═══ Article

Time Attributes

Flink can process data based on different notions of time.

  • Processing time refers to the machine’s system time (also known as epoch time, e.g. Java’s System.currentTimeMillis()) that is executing the respective operation.
  • Event time refers to the processing of streaming data based on timestamps that are attached to each row. The timestamps can encode when an event happened.

For more information about time handling in Flink, see the introduction about event time and watermarks.

══════

▶ [Exercise set]:
**A.** Summarize the Flink time attributes passage in two sentences.
**B.** Carry on the Flink time attributes passage past its final sentence.

═══ Supplied entries

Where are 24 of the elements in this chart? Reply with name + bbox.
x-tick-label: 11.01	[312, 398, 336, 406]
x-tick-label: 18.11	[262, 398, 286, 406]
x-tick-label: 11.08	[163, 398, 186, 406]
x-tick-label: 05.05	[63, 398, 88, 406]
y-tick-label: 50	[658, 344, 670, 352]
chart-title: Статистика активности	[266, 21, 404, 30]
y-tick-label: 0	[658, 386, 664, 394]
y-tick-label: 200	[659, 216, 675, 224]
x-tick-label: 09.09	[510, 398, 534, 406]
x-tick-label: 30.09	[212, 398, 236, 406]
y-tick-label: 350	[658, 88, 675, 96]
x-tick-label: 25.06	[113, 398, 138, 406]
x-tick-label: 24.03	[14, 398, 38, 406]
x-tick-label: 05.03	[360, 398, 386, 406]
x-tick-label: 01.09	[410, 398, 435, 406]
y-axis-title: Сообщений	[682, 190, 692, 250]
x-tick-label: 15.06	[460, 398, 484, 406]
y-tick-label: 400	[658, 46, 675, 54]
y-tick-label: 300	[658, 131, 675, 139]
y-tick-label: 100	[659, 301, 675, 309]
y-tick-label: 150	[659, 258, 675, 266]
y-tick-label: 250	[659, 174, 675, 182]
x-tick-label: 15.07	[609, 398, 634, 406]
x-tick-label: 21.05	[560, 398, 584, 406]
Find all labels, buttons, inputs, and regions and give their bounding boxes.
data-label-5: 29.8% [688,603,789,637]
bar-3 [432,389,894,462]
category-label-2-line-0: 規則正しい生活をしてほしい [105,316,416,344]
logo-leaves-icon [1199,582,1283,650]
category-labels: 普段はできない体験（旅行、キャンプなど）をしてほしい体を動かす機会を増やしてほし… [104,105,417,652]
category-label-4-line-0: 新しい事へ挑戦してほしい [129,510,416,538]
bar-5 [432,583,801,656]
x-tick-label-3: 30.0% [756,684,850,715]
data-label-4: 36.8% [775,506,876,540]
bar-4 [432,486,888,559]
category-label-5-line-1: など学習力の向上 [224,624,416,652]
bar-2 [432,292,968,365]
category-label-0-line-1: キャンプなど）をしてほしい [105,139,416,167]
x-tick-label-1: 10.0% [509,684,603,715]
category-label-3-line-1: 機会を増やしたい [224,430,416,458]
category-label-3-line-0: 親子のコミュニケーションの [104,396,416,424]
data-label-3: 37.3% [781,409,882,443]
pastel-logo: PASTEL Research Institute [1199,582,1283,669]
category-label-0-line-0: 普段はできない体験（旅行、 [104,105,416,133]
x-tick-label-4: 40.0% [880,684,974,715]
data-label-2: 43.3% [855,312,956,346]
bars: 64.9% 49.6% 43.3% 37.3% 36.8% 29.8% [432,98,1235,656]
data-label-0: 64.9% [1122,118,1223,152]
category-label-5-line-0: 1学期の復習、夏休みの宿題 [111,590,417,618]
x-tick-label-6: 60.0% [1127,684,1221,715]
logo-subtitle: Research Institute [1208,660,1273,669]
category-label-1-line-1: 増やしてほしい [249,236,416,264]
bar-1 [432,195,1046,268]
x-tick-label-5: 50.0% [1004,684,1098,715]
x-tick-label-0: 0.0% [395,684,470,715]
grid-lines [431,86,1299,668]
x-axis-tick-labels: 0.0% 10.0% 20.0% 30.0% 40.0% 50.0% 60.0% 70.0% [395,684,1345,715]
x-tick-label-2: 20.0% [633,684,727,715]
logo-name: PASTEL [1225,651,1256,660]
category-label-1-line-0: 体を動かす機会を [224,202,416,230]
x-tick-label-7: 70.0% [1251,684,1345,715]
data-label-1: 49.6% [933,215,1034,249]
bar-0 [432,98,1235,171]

══════
═══ Supplied entries

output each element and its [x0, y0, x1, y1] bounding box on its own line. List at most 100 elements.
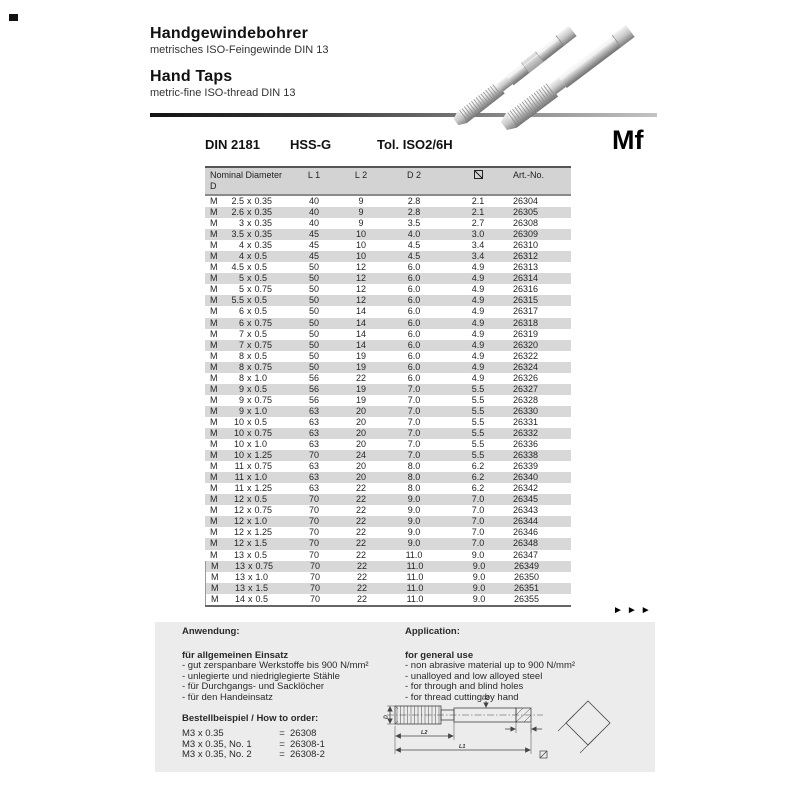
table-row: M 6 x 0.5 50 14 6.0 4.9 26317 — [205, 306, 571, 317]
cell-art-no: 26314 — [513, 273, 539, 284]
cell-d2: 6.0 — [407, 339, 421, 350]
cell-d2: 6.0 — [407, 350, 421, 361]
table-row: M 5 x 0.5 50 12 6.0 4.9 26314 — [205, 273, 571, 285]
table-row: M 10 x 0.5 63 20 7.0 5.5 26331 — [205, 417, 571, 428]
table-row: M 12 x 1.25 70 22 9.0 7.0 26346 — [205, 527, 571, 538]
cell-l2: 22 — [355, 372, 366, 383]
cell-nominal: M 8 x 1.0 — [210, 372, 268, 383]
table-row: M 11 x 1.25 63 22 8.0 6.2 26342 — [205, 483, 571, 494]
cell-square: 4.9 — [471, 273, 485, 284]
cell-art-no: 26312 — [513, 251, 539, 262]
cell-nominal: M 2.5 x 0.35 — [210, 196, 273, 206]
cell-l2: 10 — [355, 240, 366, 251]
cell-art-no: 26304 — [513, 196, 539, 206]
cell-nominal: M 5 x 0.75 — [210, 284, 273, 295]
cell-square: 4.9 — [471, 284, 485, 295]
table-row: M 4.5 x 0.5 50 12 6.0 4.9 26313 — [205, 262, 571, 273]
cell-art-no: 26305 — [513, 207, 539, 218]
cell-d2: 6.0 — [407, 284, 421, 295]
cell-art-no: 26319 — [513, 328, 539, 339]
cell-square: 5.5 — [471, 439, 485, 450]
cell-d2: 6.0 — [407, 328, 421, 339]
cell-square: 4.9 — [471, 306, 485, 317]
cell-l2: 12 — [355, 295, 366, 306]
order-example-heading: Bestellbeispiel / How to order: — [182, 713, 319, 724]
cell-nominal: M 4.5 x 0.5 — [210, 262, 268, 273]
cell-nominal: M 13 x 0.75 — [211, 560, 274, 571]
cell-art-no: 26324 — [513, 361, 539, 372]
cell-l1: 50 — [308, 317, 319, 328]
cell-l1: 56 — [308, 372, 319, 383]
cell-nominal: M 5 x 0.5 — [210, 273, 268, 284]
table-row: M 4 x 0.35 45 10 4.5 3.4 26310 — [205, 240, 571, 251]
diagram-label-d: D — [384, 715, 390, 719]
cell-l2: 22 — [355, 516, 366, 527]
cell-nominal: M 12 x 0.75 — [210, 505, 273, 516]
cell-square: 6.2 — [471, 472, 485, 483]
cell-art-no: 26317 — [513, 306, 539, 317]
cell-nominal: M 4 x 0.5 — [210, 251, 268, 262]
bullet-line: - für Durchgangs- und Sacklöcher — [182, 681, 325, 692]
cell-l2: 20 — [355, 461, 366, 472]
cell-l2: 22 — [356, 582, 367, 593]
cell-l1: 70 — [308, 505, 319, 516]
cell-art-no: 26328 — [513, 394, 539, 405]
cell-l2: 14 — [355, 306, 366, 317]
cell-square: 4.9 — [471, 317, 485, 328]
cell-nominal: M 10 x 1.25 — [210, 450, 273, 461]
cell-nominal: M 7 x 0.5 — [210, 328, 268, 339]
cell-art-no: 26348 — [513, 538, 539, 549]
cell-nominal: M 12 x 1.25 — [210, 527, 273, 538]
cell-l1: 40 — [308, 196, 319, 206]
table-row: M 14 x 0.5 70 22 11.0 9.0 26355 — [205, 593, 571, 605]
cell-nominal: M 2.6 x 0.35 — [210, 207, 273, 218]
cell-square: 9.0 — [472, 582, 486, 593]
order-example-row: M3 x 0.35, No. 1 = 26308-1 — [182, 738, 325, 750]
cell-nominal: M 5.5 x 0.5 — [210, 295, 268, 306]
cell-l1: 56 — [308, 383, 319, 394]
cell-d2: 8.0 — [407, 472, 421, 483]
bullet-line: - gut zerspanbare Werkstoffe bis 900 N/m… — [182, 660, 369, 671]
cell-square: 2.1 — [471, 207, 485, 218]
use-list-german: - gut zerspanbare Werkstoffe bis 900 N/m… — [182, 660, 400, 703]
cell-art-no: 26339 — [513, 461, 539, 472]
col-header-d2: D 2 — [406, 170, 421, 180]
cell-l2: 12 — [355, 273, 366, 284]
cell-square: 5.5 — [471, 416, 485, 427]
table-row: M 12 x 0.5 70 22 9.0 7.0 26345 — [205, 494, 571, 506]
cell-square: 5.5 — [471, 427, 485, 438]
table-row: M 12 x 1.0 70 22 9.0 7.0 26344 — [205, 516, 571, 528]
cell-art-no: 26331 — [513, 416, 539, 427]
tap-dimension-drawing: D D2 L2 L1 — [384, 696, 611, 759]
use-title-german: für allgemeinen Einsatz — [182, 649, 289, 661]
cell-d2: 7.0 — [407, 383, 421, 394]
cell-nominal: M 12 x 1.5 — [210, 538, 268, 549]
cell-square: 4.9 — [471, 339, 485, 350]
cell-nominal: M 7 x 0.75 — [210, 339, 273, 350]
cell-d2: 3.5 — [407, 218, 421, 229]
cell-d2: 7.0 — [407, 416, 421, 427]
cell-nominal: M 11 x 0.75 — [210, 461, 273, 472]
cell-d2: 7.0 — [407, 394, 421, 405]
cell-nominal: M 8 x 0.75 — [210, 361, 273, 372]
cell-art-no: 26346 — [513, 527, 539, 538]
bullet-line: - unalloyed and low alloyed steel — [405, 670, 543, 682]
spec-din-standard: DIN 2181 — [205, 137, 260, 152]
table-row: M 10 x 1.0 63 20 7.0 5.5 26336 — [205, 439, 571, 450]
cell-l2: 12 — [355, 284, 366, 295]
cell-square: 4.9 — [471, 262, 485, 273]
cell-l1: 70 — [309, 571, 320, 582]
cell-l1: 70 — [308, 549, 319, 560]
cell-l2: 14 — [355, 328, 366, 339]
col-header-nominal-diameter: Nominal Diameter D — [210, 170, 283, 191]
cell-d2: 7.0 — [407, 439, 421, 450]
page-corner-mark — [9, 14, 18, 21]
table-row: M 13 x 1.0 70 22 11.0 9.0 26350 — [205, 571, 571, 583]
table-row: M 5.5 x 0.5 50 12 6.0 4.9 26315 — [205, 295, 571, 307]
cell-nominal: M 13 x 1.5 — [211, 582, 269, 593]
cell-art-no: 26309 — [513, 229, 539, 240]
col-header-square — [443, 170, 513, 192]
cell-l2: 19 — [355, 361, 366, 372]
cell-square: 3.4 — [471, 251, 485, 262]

══════
═══ Supplied entries

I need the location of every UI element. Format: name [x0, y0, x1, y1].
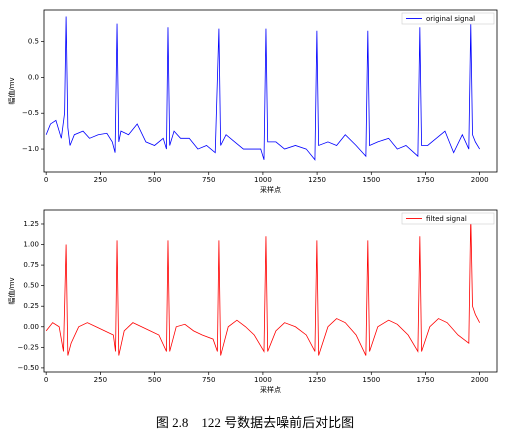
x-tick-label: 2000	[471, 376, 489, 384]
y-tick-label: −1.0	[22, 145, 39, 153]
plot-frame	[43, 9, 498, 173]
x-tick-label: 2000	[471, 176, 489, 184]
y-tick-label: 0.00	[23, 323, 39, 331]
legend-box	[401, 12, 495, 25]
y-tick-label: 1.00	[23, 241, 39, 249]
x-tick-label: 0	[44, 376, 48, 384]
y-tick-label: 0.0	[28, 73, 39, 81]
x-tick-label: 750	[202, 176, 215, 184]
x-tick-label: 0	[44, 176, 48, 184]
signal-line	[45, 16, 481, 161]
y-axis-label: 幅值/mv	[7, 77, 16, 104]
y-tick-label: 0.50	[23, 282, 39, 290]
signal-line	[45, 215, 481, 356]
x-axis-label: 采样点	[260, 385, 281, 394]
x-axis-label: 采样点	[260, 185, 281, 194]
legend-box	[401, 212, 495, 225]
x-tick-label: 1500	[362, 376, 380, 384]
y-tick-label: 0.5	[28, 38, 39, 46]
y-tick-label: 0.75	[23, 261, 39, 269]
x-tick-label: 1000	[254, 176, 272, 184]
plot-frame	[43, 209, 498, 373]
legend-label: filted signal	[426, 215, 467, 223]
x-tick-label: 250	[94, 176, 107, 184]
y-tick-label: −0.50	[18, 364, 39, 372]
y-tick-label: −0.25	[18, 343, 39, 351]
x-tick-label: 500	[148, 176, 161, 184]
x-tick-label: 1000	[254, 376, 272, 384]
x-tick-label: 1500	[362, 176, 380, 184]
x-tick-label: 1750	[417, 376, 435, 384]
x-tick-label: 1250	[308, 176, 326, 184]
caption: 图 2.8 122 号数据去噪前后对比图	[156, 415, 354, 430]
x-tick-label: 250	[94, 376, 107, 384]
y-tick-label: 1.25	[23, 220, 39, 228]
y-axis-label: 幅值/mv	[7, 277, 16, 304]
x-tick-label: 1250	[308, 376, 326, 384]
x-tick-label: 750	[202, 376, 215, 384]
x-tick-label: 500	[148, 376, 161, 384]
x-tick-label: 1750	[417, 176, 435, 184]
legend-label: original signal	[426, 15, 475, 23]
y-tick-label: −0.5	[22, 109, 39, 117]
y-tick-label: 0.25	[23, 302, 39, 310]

══════

▶ [Task answers]:
**A.** Flink can process data according to different notions of time. Processing time is the system time of the machine executing an operation, while event time relies on timestamps attached to each row that can encode when an event happened.

**B.**
Introduction to Time Attributes

Time attributes can be part of every table schema. They are defined when creating a table from a CREATE TABLE DDL or a DataStream. Once a time attribute is defined, it can be referenced as a field and used in time-based operations. As long as a time attribute is not modified, and is simply forwarded from one part of a query to another, it remains a valid time attribute. Time attributes behave like regular timestamps, and are accessible for calculations. When used in calculations, time attributes are materialized and act as standard timestamps. However, ordinary timestamps cannot be used in place of, or be converted to, time attributes.

Event Time

Event time allows a table program to produce results based on timestamps in every record, allowing for consistent results despite out-of-order or late events. It also ensures the replayability of the results of the table program when reading records from persistent storage.

Additionally, event time allows for unified syntax for table programs in both batch and streaming environments. A time attribute in a streaming environment can be a regular column of a row in a batch environment.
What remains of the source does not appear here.